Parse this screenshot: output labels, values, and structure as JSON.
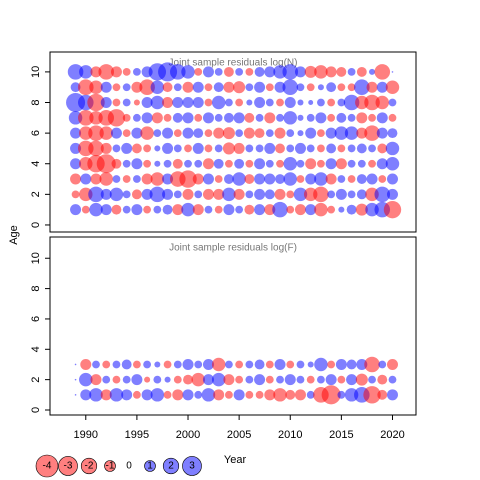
{
  "chart_data": [
    {
      "type": "bubble",
      "title": "Joint sample residuals log(N)",
      "y_label": "Age",
      "x": [
        1989,
        1990,
        1991,
        1992,
        1993,
        1994,
        1995,
        1996,
        1997,
        1998,
        1999,
        2000,
        2001,
        2002,
        2003,
        2004,
        2005,
        2006,
        2007,
        2008,
        2009,
        2010,
        2011,
        2012,
        2013,
        2014,
        2015,
        2016,
        2017,
        2018,
        2019,
        2020
      ],
      "ages": [
        1,
        2,
        3,
        4,
        5,
        6,
        7,
        8,
        9,
        10
      ],
      "values": [
        [
          1,
          -0.5,
          1.5,
          1,
          -0.8,
          0.5,
          1,
          -0.5,
          0.5,
          0.8,
          -1,
          1.5,
          -1,
          0.5,
          -0.5,
          1,
          0.5,
          -0.8,
          1,
          -1,
          2,
          -0.5,
          -1,
          1,
          -1.5,
          -0.5,
          0.3,
          0.8,
          -1.2,
          1.5,
          2,
          -2.5
        ],
        [
          -0.5,
          -1.5,
          2,
          1,
          1.5,
          0.5,
          -0.8,
          1,
          2,
          1,
          0.5,
          -1,
          0.5,
          -1,
          -1,
          1.5,
          -1,
          0.5,
          1,
          0.8,
          -1,
          -0.5,
          1.5,
          -1.5,
          -2,
          0.5,
          1,
          0.5,
          0.8,
          -1.5,
          2,
          1
        ],
        [
          -1,
          1,
          -1,
          -1.5,
          0.5,
          -0.5,
          0.5,
          -1,
          -1.5,
          1,
          -2,
          -2.5,
          -1,
          1,
          -0.5,
          0.8,
          1.5,
          -0.8,
          1,
          1,
          0.8,
          1.5,
          -0.5,
          1,
          1.5,
          -1,
          0.5,
          -0.5,
          0.8,
          1,
          -0.5,
          1
        ],
        [
          1,
          -1.5,
          -2.5,
          -3,
          -0.8,
          0.5,
          1,
          -0.5,
          0.3,
          0.5,
          -0.8,
          0.5,
          0.5,
          -1,
          0.8,
          -0.5,
          0.8,
          -0.5,
          1,
          0.5,
          -0.5,
          1.5,
          0.5,
          -1,
          -0.5,
          1,
          -1,
          0.5,
          0.5,
          -0.5,
          1,
          1.5
        ],
        [
          1,
          -2,
          -2,
          -1,
          0.5,
          1,
          -0.8,
          -0.5,
          0.3,
          1,
          0.5,
          -0.5,
          1,
          -0.5,
          0.5,
          -1.2,
          -1,
          0.5,
          0.5,
          1,
          -0.8,
          0.5,
          1,
          0.5,
          -0.5,
          0.8,
          -0.5,
          0.5,
          0.8,
          0.5,
          -0.8,
          1.5
        ],
        [
          1,
          -1.5,
          -2,
          -1.5,
          1,
          -0.5,
          1,
          -1.5,
          0.5,
          1,
          -0.5,
          1,
          0.8,
          -0.5,
          -1,
          -1.2,
          0.5,
          -1,
          -0.8,
          0.5,
          -1,
          0.5,
          0.3,
          1,
          -0.5,
          1,
          1.5,
          1.5,
          -1,
          -2,
          1,
          0.8
        ],
        [
          1.5,
          -2,
          -1.5,
          -2,
          -2.5,
          -0.5,
          0.5,
          1,
          -1,
          -0.5,
          0.8,
          1,
          -0.5,
          1,
          0.5,
          0.8,
          1,
          -0.8,
          0.5,
          -1,
          0.5,
          1.5,
          0.3,
          0.5,
          1,
          -0.5,
          0.8,
          0.5,
          -1,
          -0.5,
          1,
          -0.5
        ],
        [
          3,
          2,
          -2.5,
          1,
          -0.5,
          0.5,
          -0.3,
          1,
          1.5,
          -1,
          1,
          1,
          1,
          -0.5,
          1.5,
          0.5,
          -0.5,
          0.3,
          1,
          0.5,
          -0.5,
          1,
          0.3,
          0.2,
          0.5,
          -0.5,
          0.5,
          2,
          -1.5,
          -2,
          -1.5,
          0.5
        ],
        [
          0.8,
          -2,
          -1.5,
          1,
          -0.5,
          0.5,
          -1,
          -2,
          1.5,
          -0.8,
          0.5,
          -1,
          1,
          -0.5,
          0.8,
          -1,
          -1.2,
          0.5,
          1,
          -0.5,
          1,
          2,
          0.5,
          -0.5,
          0.3,
          0.8,
          -0.5,
          -0.5,
          2,
          -1,
          1,
          -1.5
        ],
        [
          2,
          1.5,
          -1,
          -2,
          -1,
          -0.5,
          0.5,
          1,
          2.5,
          3,
          2,
          1.5,
          -0.5,
          1,
          0.5,
          -0.8,
          0.5,
          -0.5,
          0.8,
          1,
          1.5,
          2,
          1,
          -1.2,
          -1.5,
          -1,
          -0.8,
          0.5,
          -0.8,
          0.3,
          -2,
          0
        ]
      ],
      "xlim": [
        1986.5,
        2022.3
      ],
      "ylim": [
        -0.46,
        11.3
      ],
      "yticks": [
        0,
        2,
        4,
        6,
        8,
        10
      ]
    },
    {
      "type": "bubble",
      "title": "Joint sample residuals log(F)",
      "x": [
        1989,
        1990,
        1991,
        1992,
        1993,
        1994,
        1995,
        1996,
        1997,
        1998,
        1999,
        2000,
        2001,
        2002,
        2003,
        2004,
        2005,
        2006,
        2007,
        2008,
        2009,
        2010,
        2011,
        2012,
        2013,
        2014,
        2015,
        2016,
        2017,
        2018,
        2019,
        2020
      ],
      "ages": [
        1,
        2,
        3
      ],
      "values": [
        [
          0,
          1,
          1.5,
          -1,
          1.5,
          1,
          -0.5,
          1,
          1.5,
          -0.5,
          -1,
          1,
          0.5,
          1.5,
          -1,
          -0.5,
          1,
          -0.5,
          -0.5,
          -1,
          -1.5,
          -0.8,
          -1,
          0.5,
          -2,
          -3,
          0.5,
          1.5,
          2,
          -2.5,
          -0.8,
          1
        ],
        [
          0,
          1.5,
          -1,
          0.5,
          -0.5,
          0.5,
          1,
          -0.3,
          0.5,
          0.3,
          -0.5,
          -0.8,
          -1.5,
          1,
          1.5,
          -1,
          -0.5,
          0.5,
          1,
          -0.5,
          0.5,
          1,
          0.5,
          -0.5,
          0.5,
          1,
          -0.5,
          1,
          -1.2,
          0.5,
          -0.8,
          0.5
        ],
        [
          0,
          -1,
          0.5,
          -0.5,
          0.5,
          0.8,
          -0.5,
          0.5,
          0.3,
          -0.5,
          0.5,
          1,
          0.5,
          1,
          -1.5,
          0.5,
          -0.5,
          0.5,
          0.8,
          -0.5,
          1,
          -0.5,
          0.5,
          0.3,
          1.5,
          -0.5,
          1,
          0.8,
          1,
          -2,
          0.5,
          -1
        ]
      ],
      "xlim": [
        1986.5,
        2022.3
      ],
      "ylim": [
        -0.33,
        11.4
      ],
      "yticks": [
        0,
        2,
        4,
        6,
        8,
        10
      ],
      "x_label": "Year",
      "xticks": [
        1990,
        1995,
        2000,
        2005,
        2010,
        2015,
        2020
      ]
    }
  ],
  "legend": {
    "values": [
      -4,
      -3,
      -2,
      -1,
      0,
      1,
      2,
      3
    ],
    "negative_color": "#ff0000",
    "positive_color": "#0000ff"
  }
}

* * * * *

EXERCISE >>
Give the data again exactly as written, with all pictures left out.

RESPONSE FOR THIS EXERCISE >>
Parse this screenshot: output labels, values, and structure as JSON.
{
  "chart_data": [
    {
      "type": "bubble",
      "title": "Joint sample residuals log(N)",
      "y_label": "Age",
      "x": [
        1989,
        1990,
        1991,
        1992,
        1993,
        1994,
        1995,
        1996,
        1997,
        1998,
        1999,
        2000,
        2001,
        2002,
        2003,
        2004,
        2005,
        2006,
        2007,
        2008,
        2009,
        2010,
        2011,
        2012,
        2013,
        2014,
        2015,
        2016,
        2017,
        2018,
        2019,
        2020
      ],
      "ages": [
        1,
        2,
        3,
        4,
        5,
        6,
        7,
        8,
        9,
        10
      ],
      "values": [
        [
          1,
          -0.5,
          1.5,
          1,
          -0.8,
          0.5,
          1,
          -0.5,
          0.5,
          0.8,
          -1,
          1.5,
          -1,
          0.5,
          -0.5,
          1,
          0.5,
          -0.8,
          1,
          -1,
          2,
          -0.5,
          -1,
          1,
          -1.5,
          -0.5,
          0.3,
          0.8,
          -1.2,
          1.5,
          2,
          -2.5
        ],
        [
          -0.5,
          -1.5,
          2,
          1,
          1.5,
          0.5,
          -0.8,
          1,
          2,
          1,
          0.5,
          -1,
          0.5,
          -1,
          -1,
          1.5,
          -1,
          0.5,
          1,
          0.8,
          -1,
          -0.5,
          1.5,
          -1.5,
          -2,
          0.5,
          1,
          0.5,
          0.8,
          -1.5,
          2,
          1
        ],
        [
          -1,
          1,
          -1,
          -1.5,
          0.5,
          -0.5,
          0.5,
          -1,
          -1.5,
          1,
          -2,
          -2.5,
          -1,
          1,
          -0.5,
          0.8,
          1.5,
          -0.8,
          1,
          1,
          0.8,
          1.5,
          -0.5,
          1,
          1.5,
          -1,
          0.5,
          -0.5,
          0.8,
          1,
          -0.5,
          1
        ],
        [
          1,
          -1.5,
          -2.5,
          -3,
          -0.8,
          0.5,
          1,
          -0.5,
          0.3,
          0.5,
          -0.8,
          0.5,
          0.5,
          -1,
          0.8,
          -0.5,
          0.8,
          -0.5,
          1,
          0.5,
          -0.5,
          1.5,
          0.5,
          -1,
          -0.5,
          1,
          -1,
          0.5,
          0.5,
          -0.5,
          1,
          1.5
        ],
        [
          1,
          -2,
          -2,
          -1,
          0.5,
          1,
          -0.8,
          -0.5,
          0.3,
          1,
          0.5,
          -0.5,
          1,
          -0.5,
          0.5,
          -1.2,
          -1,
          0.5,
          0.5,
          1,
          -0.8,
          0.5,
          1,
          0.5,
          -0.5,
          0.8,
          -0.5,
          0.5,
          0.8,
          0.5,
          -0.8,
          1.5
        ],
        [
          1,
          -1.5,
          -2,
          -1.5,
          1,
          -0.5,
          1,
          -1.5,
          0.5,
          1,
          -0.5,
          1,
          0.8,
          -0.5,
          -1,
          -1.2,
          0.5,
          -1,
          -0.8,
          0.5,
          -1,
          0.5,
          0.3,
          1,
          -0.5,
          1,
          1.5,
          1.5,
          -1,
          -2,
          1,
          0.8
        ],
        [
          1.5,
          -2,
          -1.5,
          -2,
          -2.5,
          -0.5,
          0.5,
          1,
          -1,
          -0.5,
          0.8,
          1,
          -0.5,
          1,
          0.5,
          0.8,
          1,
          -0.8,
          0.5,
          -1,
          0.5,
          1.5,
          0.3,
          0.5,
          1,
          -0.5,
          0.8,
          0.5,
          -1,
          -0.5,
          1,
          -0.5
        ],
        [
          3,
          2,
          -2.5,
          1,
          -0.5,
          0.5,
          -0.3,
          1,
          1.5,
          -1,
          1,
          1,
          1,
          -0.5,
          1.5,
          0.5,
          -0.5,
          0.3,
          1,
          0.5,
          -0.5,
          1,
          0.3,
          0.2,
          0.5,
          -0.5,
          0.5,
          2,
          -1.5,
          -2,
          -1.5,
          0.5
        ],
        [
          0.8,
          -2,
          -1.5,
          1,
          -0.5,
          0.5,
          -1,
          -2,
          1.5,
          -0.8,
          0.5,
          -1,
          1,
          -0.5,
          0.8,
          -1,
          -1.2,
          0.5,
          1,
          -0.5,
          1,
          2,
          0.5,
          -0.5,
          0.3,
          0.8,
          -0.5,
          -0.5,
          2,
          -1,
          1,
          -1.5
        ],
        [
          2,
          1.5,
          -1,
          -2,
          -1,
          -0.5,
          0.5,
          1,
          2.5,
          3,
          2,
          1.5,
          -0.5,
          1,
          0.5,
          -0.8,
          0.5,
          -0.5,
          0.8,
          1,
          1.5,
          2,
          1,
          -1.2,
          -1.5,
          -1,
          -0.8,
          0.5,
          -0.8,
          0.3,
          -2,
          0
        ]
      ],
      "xlim": [
        1986.5,
        2022.3
      ],
      "ylim": [
        -0.46,
        11.3
      ],
      "yticks": [
        0,
        2,
        4,
        6,
        8,
        10
      ]
    },
    {
      "type": "bubble",
      "title": "Joint sample residuals log(F)",
      "x": [
        1989,
        1990,
        1991,
        1992,
        1993,
        1994,
        1995,
        1996,
        1997,
        1998,
        1999,
        2000,
        2001,
        2002,
        2003,
        2004,
        2005,
        2006,
        2007,
        2008,
        2009,
        2010,
        2011,
        2012,
        2013,
        2014,
        2015,
        2016,
        2017,
        2018,
        2019,
        2020
      ],
      "ages": [
        1,
        2,
        3
      ],
      "values": [
        [
          0,
          1,
          1.5,
          -1,
          1.5,
          1,
          -0.5,
          1,
          1.5,
          -0.5,
          -1,
          1,
          0.5,
          1.5,
          -1,
          -0.5,
          1,
          -0.5,
          -0.5,
          -1,
          -1.5,
          -0.8,
          -1,
          0.5,
          -2,
          -3,
          0.5,
          1.5,
          2,
          -2.5,
          -0.8,
          1
        ],
        [
          0,
          1.5,
          -1,
          0.5,
          -0.5,
          0.5,
          1,
          -0.3,
          0.5,
          0.3,
          -0.5,
          -0.8,
          -1.5,
          1,
          1.5,
          -1,
          -0.5,
          0.5,
          1,
          -0.5,
          0.5,
          1,
          0.5,
          -0.5,
          0.5,
          1,
          -0.5,
          1,
          -1.2,
          0.5,
          -0.8,
          0.5
        ],
        [
          0,
          -1,
          0.5,
          -0.5,
          0.5,
          0.8,
          -0.5,
          0.5,
          0.3,
          -0.5,
          0.5,
          1,
          0.5,
          1,
          -1.5,
          0.5,
          -0.5,
          0.5,
          0.8,
          -0.5,
          1,
          -0.5,
          0.5,
          0.3,
          1.5,
          -0.5,
          1,
          0.8,
          1,
          -2,
          0.5,
          -1
        ]
      ],
      "xlim": [
        1986.5,
        2022.3
      ],
      "ylim": [
        -0.33,
        11.4
      ],
      "yticks": [
        0,
        2,
        4,
        6,
        8,
        10
      ],
      "x_label": "Year",
      "xticks": [
        1990,
        1995,
        2000,
        2005,
        2010,
        2015,
        2020
      ]
    }
  ],
  "legend": {
    "values": [
      -4,
      -3,
      -2,
      -1,
      0,
      1,
      2,
      3
    ],
    "negative_color": "#ff0000",
    "positive_color": "#0000ff"
  }
}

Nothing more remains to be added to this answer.